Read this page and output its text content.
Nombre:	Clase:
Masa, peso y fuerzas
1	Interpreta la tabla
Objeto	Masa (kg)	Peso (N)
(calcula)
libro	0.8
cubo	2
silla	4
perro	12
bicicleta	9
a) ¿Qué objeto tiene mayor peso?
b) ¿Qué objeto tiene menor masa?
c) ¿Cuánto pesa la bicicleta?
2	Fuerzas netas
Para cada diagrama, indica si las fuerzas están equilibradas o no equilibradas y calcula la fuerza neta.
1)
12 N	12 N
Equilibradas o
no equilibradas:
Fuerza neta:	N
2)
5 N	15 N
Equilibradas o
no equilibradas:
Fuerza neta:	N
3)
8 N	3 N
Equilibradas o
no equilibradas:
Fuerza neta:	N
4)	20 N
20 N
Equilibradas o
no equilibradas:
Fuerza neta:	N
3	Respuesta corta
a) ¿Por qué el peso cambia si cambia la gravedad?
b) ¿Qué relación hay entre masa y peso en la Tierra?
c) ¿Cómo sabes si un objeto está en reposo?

_ _ _ _ _

▶ **GIVEN EXERCISE**
Nothing may be left out: return each entry exactly as it reads.

▶ **FINISHED TASK**
Read this page and output its text content.
Nombre:	Clase:
Masa, peso y fuerzas
1	Interpreta la tabla
Objeto	Masa (kg)	Peso (N)
(calcula)
libro	0.8
cubo	2
silla	4
perro	12
bicicleta	9
a) ¿Qué objeto tiene mayor peso?
b) ¿Qué objeto tiene menor masa?
c) ¿Cuánto pesa la bicicleta?
2	Fuerzas netas
Para cada diagrama, indica si las fuerzas están equilibradas o no equilibradas y calcula la fuerza neta.
1)
12 N	12 N
Equilibradas o
no equilibradas:
Fuerza neta:	N
2)
5 N	15 N
Equilibradas o
no equilibradas:
Fuerza neta:	N
3)
8 N	3 N
Equilibradas o
no equilibradas:
Fuerza neta:	N
4)	20 N
20 N
Equilibradas o
no equilibradas:
Fuerza neta:	N
3	Respuesta corta
a) ¿Por qué el peso cambia si cambia la gravedad?
b) ¿Qué relación hay entre masa y peso en la Tierra?
c) ¿Cómo sabes si un objeto está en reposo?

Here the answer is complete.